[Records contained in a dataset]
····················

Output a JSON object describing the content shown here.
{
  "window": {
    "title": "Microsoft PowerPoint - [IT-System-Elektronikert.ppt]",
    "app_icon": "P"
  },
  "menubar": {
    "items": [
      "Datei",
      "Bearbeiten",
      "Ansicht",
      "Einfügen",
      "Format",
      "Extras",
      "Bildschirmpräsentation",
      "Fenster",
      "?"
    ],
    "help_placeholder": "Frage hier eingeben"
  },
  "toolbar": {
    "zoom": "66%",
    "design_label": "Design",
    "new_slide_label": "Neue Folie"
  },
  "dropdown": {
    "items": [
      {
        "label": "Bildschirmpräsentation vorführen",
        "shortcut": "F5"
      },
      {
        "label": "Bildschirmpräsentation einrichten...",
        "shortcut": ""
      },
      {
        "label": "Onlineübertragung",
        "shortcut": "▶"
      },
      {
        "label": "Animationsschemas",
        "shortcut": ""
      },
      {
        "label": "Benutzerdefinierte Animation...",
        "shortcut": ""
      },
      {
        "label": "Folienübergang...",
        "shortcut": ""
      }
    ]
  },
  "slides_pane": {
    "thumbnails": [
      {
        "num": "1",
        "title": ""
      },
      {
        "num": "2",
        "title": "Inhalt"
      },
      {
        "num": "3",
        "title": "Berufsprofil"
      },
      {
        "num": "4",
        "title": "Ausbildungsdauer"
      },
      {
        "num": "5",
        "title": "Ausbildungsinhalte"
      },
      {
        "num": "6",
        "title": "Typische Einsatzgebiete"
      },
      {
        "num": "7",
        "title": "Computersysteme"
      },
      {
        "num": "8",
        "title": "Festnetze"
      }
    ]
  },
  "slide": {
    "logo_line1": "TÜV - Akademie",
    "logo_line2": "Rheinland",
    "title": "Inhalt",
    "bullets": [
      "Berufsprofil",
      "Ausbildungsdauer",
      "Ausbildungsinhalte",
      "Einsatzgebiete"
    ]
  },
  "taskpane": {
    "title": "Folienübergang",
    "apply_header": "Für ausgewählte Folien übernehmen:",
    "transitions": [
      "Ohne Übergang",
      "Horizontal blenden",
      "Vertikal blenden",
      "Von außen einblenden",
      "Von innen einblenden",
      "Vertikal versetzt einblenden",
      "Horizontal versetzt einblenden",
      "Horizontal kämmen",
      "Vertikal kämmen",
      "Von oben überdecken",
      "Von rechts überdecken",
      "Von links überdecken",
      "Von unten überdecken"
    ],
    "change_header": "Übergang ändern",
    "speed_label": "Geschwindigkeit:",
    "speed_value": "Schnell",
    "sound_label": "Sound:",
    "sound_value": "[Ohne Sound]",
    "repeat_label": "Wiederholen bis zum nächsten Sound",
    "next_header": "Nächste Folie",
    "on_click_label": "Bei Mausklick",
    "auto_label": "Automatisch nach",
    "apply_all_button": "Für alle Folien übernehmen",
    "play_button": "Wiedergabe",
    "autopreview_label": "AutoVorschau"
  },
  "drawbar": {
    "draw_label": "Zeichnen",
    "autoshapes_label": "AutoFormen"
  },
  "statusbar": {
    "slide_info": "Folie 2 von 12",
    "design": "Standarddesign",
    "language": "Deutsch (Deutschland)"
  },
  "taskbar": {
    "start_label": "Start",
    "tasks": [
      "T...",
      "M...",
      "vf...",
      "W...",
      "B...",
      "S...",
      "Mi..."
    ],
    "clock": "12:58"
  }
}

····················

> _WHAT IS REQUIRED_:
Extract all lines from the material above that include the word "Bildschirmpräsentation".

> _FULL OUTPUT_:
      "Bildschirmpräsentation",
        "label": "Bildschirmpräsentation vorführen",
        "label": "Bildschirmpräsentation einrichten...",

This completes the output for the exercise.